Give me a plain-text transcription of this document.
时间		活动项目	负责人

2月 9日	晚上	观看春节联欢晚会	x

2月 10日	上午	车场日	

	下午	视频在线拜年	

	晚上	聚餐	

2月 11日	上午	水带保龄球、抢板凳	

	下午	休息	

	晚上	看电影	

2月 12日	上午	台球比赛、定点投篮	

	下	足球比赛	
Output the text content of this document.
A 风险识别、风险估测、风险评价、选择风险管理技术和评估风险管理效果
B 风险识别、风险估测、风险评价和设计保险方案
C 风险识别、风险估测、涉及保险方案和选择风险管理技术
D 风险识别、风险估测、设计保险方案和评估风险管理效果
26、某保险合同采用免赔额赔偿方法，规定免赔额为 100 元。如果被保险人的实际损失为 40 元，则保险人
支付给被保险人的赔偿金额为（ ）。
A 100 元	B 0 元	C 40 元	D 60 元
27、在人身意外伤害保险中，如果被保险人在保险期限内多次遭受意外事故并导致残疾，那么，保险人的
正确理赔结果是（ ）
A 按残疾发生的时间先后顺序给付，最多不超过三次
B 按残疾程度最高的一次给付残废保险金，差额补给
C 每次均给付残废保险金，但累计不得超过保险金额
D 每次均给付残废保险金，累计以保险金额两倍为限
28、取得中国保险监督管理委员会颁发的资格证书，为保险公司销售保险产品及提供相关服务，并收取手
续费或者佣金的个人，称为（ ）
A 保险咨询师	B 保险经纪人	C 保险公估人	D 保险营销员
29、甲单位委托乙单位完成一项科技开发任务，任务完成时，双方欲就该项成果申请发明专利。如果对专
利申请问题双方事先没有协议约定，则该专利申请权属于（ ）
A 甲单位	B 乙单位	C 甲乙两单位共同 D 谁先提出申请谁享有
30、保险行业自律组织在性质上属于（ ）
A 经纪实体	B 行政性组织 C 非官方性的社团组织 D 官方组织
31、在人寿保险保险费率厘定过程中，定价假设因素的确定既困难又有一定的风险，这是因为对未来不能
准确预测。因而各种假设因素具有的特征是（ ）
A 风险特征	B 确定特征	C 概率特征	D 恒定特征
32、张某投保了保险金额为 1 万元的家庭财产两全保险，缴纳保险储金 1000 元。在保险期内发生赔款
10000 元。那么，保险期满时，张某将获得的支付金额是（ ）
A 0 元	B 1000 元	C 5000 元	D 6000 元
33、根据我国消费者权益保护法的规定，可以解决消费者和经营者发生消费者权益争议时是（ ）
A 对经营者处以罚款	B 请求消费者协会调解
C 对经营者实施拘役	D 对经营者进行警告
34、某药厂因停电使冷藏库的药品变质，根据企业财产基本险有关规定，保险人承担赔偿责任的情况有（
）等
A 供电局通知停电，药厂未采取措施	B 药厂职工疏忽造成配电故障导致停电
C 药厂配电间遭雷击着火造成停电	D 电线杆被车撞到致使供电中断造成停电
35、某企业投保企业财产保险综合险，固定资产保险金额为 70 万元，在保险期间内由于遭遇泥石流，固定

## Exercise:
Return every record above exactly as it appears.

## Completed task:
Give me a plain-text transcription of this document.
时间		活动项目	负责人

2月 9日	晚上	观看春节联欢晚会	x

2月 10日	上午	车场日	

	下午	视频在线拜年	

	晚上	聚餐	

2月 11日	上午	水带保龄球、抢板凳	

	下午	休息	

	晚上	看电影	

2月 12日	上午	台球比赛、定点投篮	

	下	足球比赛	
Output the text content of this document.
A 风险识别、风险估测、风险评价、选择风险管理技术和评估风险管理效果
B 风险识别、风险估测、风险评价和设计保险方案
C 风险识别、风险估测、涉及保险方案和选择风险管理技术
D 风险识别、风险估测、设计保险方案和评估风险管理效果
26、某保险合同采用免赔额赔偿方法，规定免赔额为 100 元。如果被保险人的实际损失为 40 元，则保险人
支付给被保险人的赔偿金额为（ ）。
A 100 元	B 0 元	C 40 元	D 60 元
27、在人身意外伤害保险中，如果被保险人在保险期限内多次遭受意外事故并导致残疾，那么，保险人的
正确理赔结果是（ ）
A 按残疾发生的时间先后顺序给付，最多不超过三次
B 按残疾程度最高的一次给付残废保险金，差额补给
C 每次均给付残废保险金，但累计不得超过保险金额
D 每次均给付残废保险金，累计以保险金额两倍为限
28、取得中国保险监督管理委员会颁发的资格证书，为保险公司销售保险产品及提供相关服务，并收取手
续费或者佣金的个人，称为（ ）
A 保险咨询师	B 保险经纪人	C 保险公估人	D 保险营销员
29、甲单位委托乙单位完成一项科技开发任务，任务完成时，双方欲就该项成果申请发明专利。如果对专
利申请问题双方事先没有协议约定，则该专利申请权属于（ ）
A 甲单位	B 乙单位	C 甲乙两单位共同 D 谁先提出申请谁享有
30、保险行业自律组织在性质上属于（ ）
A 经纪实体	B 行政性组织 C 非官方性的社团组织 D 官方组织
31、在人寿保险保险费率厘定过程中，定价假设因素的确定既困难又有一定的风险，这是因为对未来不能
准确预测。因而各种假设因素具有的特征是（ ）
A 风险特征	B 确定特征	C 概率特征	D 恒定特征
32、张某投保了保险金额为 1 万元的家庭财产两全保险，缴纳保险储金 1000 元。在保险期内发生赔款
10000 元。那么，保险期满时，张某将获得的支付金额是（ ）
A 0 元	B 1000 元	C 5000 元	D 6000 元
33、根据我国消费者权益保护法的规定，可以解决消费者和经营者发生消费者权益争议时是（ ）
A 对经营者处以罚款	B 请求消费者协会调解
C 对经营者实施拘役	D 对经营者进行警告
34、某药厂因停电使冷藏库的药品变质，根据企业财产基本险有关规定，保险人承担赔偿责任的情况有（
）等
A 供电局通知停电，药厂未采取措施	B 药厂职工疏忽造成配电故障导致停电
C 药厂配电间遭雷击着火造成停电	D 电线杆被车撞到致使供电中断造成停电
35、某企业投保企业财产保险综合险，固定资产保险金额为 70 万元，在保险期间内由于遭遇泥石流，固定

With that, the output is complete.